- **Exercise**
Reproduce the records below, swapping each occurrence of "time-tick-label" for "date-tick-label" and leaving all else unchanged. Omit the pictures from your answer.

▬▬▬

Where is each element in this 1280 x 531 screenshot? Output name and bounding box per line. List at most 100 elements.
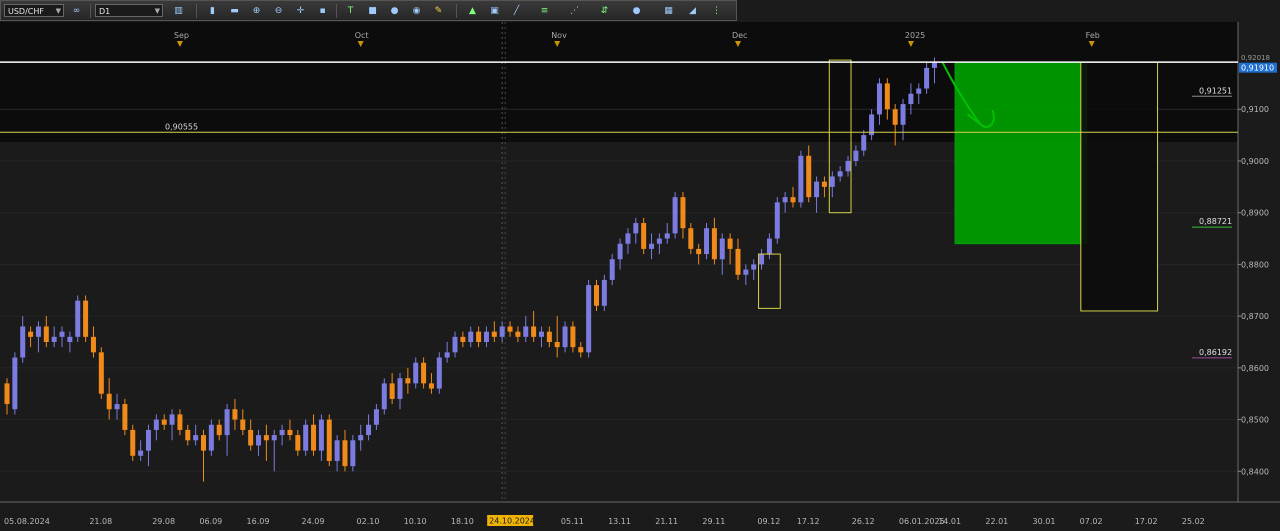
cursor-icon[interactable]: ▪ [315,4,330,18]
candle-body [4,383,10,405]
fibonacci-icon[interactable]: ⋰ [567,4,582,18]
candle-body [664,233,670,239]
timeframe-select[interactable]: D1 ▼ [95,4,163,17]
candle-body [507,326,513,332]
candle-body [884,83,890,110]
candle-body [208,424,214,451]
link-icon[interactable]: ∞ [69,4,84,18]
candle-body [649,243,655,249]
time-tick-label: 05.08.2024 [4,517,50,526]
candle-body [515,331,521,337]
price-top-label: 0,92018 [1241,54,1270,62]
trend-line-icon[interactable]: ╱ [509,4,524,18]
color-circle-icon[interactable]: ● [629,4,644,18]
right-level-label: 0,86192 [1199,348,1232,357]
candle-body [232,409,238,420]
more-tools-icon[interactable]: ⋮ [709,4,724,18]
candle-body [814,181,820,198]
time-tick-label: 30.01 [1033,517,1056,526]
candle-body [672,197,678,234]
time-tick-label: 21.08 [89,517,112,526]
candle-body [389,383,395,399]
time-tick-label: 10.10 [404,517,427,526]
candle-body [656,238,662,244]
candle-body [617,243,623,260]
chart-type-icon[interactable]: ▥ [171,4,186,18]
candle-body [554,342,560,348]
right-level-label: 0,91251 [1199,86,1232,95]
eraser-icon[interactable]: ◢ [685,4,700,18]
candle-body [122,404,128,430]
candle-body [28,331,34,337]
level-label: 0,90555 [165,122,198,131]
candle-body [727,238,733,249]
candle-body [342,440,348,467]
indicators-icon[interactable]: ▲ [465,4,480,18]
candle-body [523,326,529,337]
month-marker-label: Sep [174,31,189,40]
zoom-out-icon[interactable]: ⊖ [271,4,286,18]
candles-icon[interactable]: ▮ [205,4,220,18]
price-tick-label: 0,8700 [1241,312,1269,321]
chart-toolbar: USD/CHF ▼ ∞ D1 ▼ ▥ ▮ ▬ ⊕ ⊖ ✛ ▪ T ■ ● ◉ ✎ ▲… [0,0,737,21]
pencil-icon[interactable]: ✎ [431,4,446,18]
candle-body [696,248,702,255]
candle-body [397,378,403,399]
price-tick-label: 0,8500 [1241,416,1269,425]
price-tick-label: 0,8400 [1241,467,1269,476]
time-tick-label: 18.10 [451,517,474,526]
time-tick-label: 02.10 [357,517,380,526]
zoom-in-icon[interactable]: ⊕ [249,4,264,18]
candle-body [821,181,827,187]
candle-body [90,336,96,353]
symbol-select[interactable]: USD/CHF ▼ [4,4,64,17]
candle-body [358,435,364,441]
current-price-label: 0,91910 [1241,64,1274,73]
toolbar-separator [456,4,457,18]
time-tick-label: 16.09 [247,517,270,526]
candle-body [837,171,843,177]
candle-body [719,238,725,260]
candle-body [578,347,584,353]
candle-body [538,331,544,337]
grid-icon[interactable]: ▦ [661,4,676,18]
text-tool-icon[interactable]: T [343,4,358,18]
candle-body [735,248,741,275]
toolbar-separator [196,4,197,18]
candle-body [185,429,191,441]
candle-body [106,393,112,410]
candle-body [688,228,694,249]
candle-body [114,404,120,410]
price-tick-label: 0,9100 [1241,105,1269,114]
candle-body [366,424,372,436]
price-tick-label: 0,8800 [1241,260,1269,269]
candle-body [295,435,301,451]
line-chart-icon[interactable]: ▬ [227,4,242,18]
candle-body [381,383,387,410]
candle-body [531,326,537,337]
note-icon[interactable]: ■ [365,4,380,18]
candle-body [499,326,505,337]
candle-body [751,264,757,270]
price-chart[interactable]: 0,9100 0,9000 0,8900 0,8800 0,8700 0,8600 0,85… [0,22,1280,531]
candle-body [798,155,804,203]
time-tick-label: 09.12 [757,517,780,526]
globe-icon[interactable]: ◉ [409,4,424,18]
time-tick-label: 29.11 [702,517,725,526]
time-tick-label: 25.02 [1182,517,1205,526]
time-tick-label: 21.11 [655,517,678,526]
crosshair-icon[interactable]: ✛ [293,4,308,18]
candle-body [161,419,167,425]
arrows-icon[interactable]: ⇵ [597,4,612,18]
shapes-icon[interactable]: ● [387,4,402,18]
candle-body [303,424,309,451]
candle-body [782,197,788,203]
candle-body [853,150,859,161]
templates-icon[interactable]: ▣ [487,4,502,18]
candle-body [641,223,647,249]
candle-body [924,67,930,89]
channel-icon[interactable]: ≡ [537,4,552,18]
timeframe-value: D1 [99,7,111,16]
candle-body [130,429,136,456]
price-tick-label: 0,9000 [1241,157,1269,166]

▬▬▬

- **Response to this task**
Where is each element in this 1280 x 531 screenshot? Output name and bounding box per line. List at most 100 elements.
cursor-icon[interactable]: ▪ [315,4,330,18]
candle-body [4,383,10,405]
fibonacci-icon[interactable]: ⋰ [567,4,582,18]
candle-body [664,233,670,239]
timeframe-select[interactable]: D1 ▼ [95,4,163,17]
candle-body [507,326,513,332]
candle-body [884,83,890,110]
candle-body [208,424,214,451]
link-icon[interactable]: ∞ [69,4,84,18]
candle-body [649,243,655,249]
date-tick-label: 05.08.2024 [4,517,50,526]
candle-body [515,331,521,337]
price-top-label: 0,92018 [1241,54,1270,62]
trend-line-icon[interactable]: ╱ [509,4,524,18]
color-circle-icon[interactable]: ● [629,4,644,18]
right-level-label: 0,86192 [1199,348,1232,357]
candle-body [232,409,238,420]
more-tools-icon[interactable]: ⋮ [709,4,724,18]
candle-body [814,181,820,198]
date-tick-label: 30.01 [1033,517,1056,526]
candle-body [672,197,678,234]
date-tick-label: 21.08 [89,517,112,526]
candle-body [389,383,395,399]
date-tick-label: 10.10 [404,517,427,526]
candle-body [656,238,662,244]
candle-body [617,243,623,260]
chart-type-icon[interactable]: ▥ [171,4,186,18]
candle-body [554,342,560,348]
right-level-label: 0,91251 [1199,86,1232,95]
eraser-icon[interactable]: ◢ [685,4,700,18]
candle-body [122,404,128,430]
candle-body [28,331,34,337]
level-label: 0,90555 [165,122,198,131]
candle-body [727,238,733,249]
candle-body [342,440,348,467]
indicators-icon[interactable]: ▲ [465,4,480,18]
candle-body [523,326,529,337]
month-marker-label: Sep [174,31,189,40]
zoom-out-icon[interactable]: ⊖ [271,4,286,18]
candles-icon[interactable]: ▮ [205,4,220,18]
price-tick-label: 0,8700 [1241,312,1269,321]
chart-toolbar: USD/CHF ▼ ∞ D1 ▼ ▥ ▮ ▬ ⊕ ⊖ ✛ ▪ T ■ ● ◉ ✎ ▲… [0,0,737,21]
pencil-icon[interactable]: ✎ [431,4,446,18]
candle-body [696,248,702,255]
candle-body [397,378,403,399]
price-tick-label: 0,8500 [1241,416,1269,425]
price-tick-label: 0,8400 [1241,467,1269,476]
date-tick-label: 18.10 [451,517,474,526]
date-tick-label: 02.10 [357,517,380,526]
zoom-in-icon[interactable]: ⊕ [249,4,264,18]
candle-body [821,181,827,187]
candle-body [90,336,96,353]
symbol-select[interactable]: USD/CHF ▼ [4,4,64,17]
candle-body [358,435,364,441]
current-price-label: 0,91910 [1241,64,1274,73]
toolbar-separator [456,4,457,18]
date-tick-label: 16.09 [247,517,270,526]
candle-body [837,171,843,177]
candle-body [719,238,725,260]
candle-body [578,347,584,353]
candle-body [538,331,544,337]
grid-icon[interactable]: ▦ [661,4,676,18]
text-tool-icon[interactable]: T [343,4,358,18]
candle-body [735,248,741,275]
toolbar-separator [196,4,197,18]
candle-body [185,429,191,441]
candle-body [106,393,112,410]
candle-body [688,228,694,249]
candle-body [114,404,120,410]
price-tick-label: 0,9100 [1241,105,1269,114]
candle-body [366,424,372,436]
price-tick-label: 0,8800 [1241,260,1269,269]
candle-body [295,435,301,451]
line-chart-icon[interactable]: ▬ [227,4,242,18]
candle-body [381,383,387,410]
candle-body [531,326,537,337]
note-icon[interactable]: ■ [365,4,380,18]
candle-body [499,326,505,337]
candle-body [751,264,757,270]
price-chart[interactable]: 0,9100 0,9000 0,8900 0,8800 0,8700 0,8600 0,85… [0,22,1280,531]
candle-body [798,155,804,203]
date-tick-label: 09.12 [757,517,780,526]
globe-icon[interactable]: ◉ [409,4,424,18]
date-tick-label: 29.11 [702,517,725,526]
date-tick-label: 25.02 [1182,517,1205,526]
date-tick-label: 21.11 [655,517,678,526]
crosshair-icon[interactable]: ✛ [293,4,308,18]
candle-body [161,419,167,425]
arrows-icon[interactable]: ⇵ [597,4,612,18]
shapes-icon[interactable]: ● [387,4,402,18]
candle-body [303,424,309,451]
candle-body [782,197,788,203]
candle-body [853,150,859,161]
templates-icon[interactable]: ▣ [487,4,502,18]
candle-body [641,223,647,249]
candle-body [924,67,930,89]
channel-icon[interactable]: ≡ [537,4,552,18]
timeframe-value: D1 [99,7,111,16]
candle-body [130,429,136,456]
price-tick-label: 0,9000 [1241,157,1269,166]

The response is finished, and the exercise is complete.